--- begin Data in this exercise ---

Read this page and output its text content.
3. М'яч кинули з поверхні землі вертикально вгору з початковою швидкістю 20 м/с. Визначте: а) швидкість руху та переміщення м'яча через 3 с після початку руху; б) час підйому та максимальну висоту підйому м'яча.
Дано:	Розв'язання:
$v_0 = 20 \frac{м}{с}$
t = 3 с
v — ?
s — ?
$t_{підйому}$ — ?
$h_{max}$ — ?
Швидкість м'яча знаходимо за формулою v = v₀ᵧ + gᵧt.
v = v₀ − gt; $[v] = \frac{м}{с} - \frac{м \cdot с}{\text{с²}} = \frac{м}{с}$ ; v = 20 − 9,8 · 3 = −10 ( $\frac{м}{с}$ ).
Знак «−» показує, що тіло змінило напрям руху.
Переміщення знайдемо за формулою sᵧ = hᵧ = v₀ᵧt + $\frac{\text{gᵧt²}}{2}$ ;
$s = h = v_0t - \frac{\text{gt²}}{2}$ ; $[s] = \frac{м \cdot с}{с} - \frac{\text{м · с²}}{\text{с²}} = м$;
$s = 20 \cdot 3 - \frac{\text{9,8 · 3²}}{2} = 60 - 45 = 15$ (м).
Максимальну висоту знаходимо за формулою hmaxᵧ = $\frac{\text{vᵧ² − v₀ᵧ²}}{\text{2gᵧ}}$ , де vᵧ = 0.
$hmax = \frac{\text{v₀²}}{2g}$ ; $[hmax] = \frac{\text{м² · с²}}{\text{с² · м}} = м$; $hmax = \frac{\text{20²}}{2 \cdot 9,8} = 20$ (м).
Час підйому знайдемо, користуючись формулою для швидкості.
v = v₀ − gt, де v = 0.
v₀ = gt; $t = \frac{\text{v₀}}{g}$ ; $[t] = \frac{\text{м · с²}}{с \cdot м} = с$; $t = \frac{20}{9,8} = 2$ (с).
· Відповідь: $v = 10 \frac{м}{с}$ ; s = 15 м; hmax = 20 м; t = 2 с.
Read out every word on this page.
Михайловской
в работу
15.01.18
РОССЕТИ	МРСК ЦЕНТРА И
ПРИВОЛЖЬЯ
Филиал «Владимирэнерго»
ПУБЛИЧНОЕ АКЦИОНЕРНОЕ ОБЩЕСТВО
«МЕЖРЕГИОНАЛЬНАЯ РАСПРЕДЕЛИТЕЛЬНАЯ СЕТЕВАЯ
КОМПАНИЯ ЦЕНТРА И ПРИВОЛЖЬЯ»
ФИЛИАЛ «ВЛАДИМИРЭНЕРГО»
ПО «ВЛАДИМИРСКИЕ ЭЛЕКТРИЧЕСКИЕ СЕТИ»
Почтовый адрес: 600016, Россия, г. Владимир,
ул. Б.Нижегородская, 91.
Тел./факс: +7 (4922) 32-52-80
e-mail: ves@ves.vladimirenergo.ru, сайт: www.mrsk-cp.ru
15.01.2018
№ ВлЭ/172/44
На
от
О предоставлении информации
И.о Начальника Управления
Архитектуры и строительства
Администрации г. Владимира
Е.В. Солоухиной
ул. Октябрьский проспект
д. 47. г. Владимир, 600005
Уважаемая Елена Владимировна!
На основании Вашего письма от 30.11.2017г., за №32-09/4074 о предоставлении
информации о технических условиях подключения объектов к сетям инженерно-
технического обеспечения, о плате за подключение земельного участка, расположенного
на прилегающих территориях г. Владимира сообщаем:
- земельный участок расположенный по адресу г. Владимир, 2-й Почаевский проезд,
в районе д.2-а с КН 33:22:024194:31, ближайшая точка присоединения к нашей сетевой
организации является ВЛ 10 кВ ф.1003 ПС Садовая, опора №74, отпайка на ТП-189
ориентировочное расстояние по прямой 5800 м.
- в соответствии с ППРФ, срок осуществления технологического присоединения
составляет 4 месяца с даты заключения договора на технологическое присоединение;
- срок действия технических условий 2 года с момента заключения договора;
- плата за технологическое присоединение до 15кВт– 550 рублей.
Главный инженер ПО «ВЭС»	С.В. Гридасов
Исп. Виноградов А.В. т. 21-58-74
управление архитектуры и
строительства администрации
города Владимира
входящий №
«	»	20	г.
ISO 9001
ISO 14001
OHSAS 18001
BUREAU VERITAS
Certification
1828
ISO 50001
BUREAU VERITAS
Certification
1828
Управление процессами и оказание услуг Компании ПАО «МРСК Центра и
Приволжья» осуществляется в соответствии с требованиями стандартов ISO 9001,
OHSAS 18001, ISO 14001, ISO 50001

--- end Data in this exercise ---

Select all lines in the listing that include the word "присоединения".

> Full solution:
в районе д.2-а с КН 33:22:024194:31, ближайшая точка присоединения к нашей сетевой
- в соответствии с ППРФ, срок осуществления технологического присоединения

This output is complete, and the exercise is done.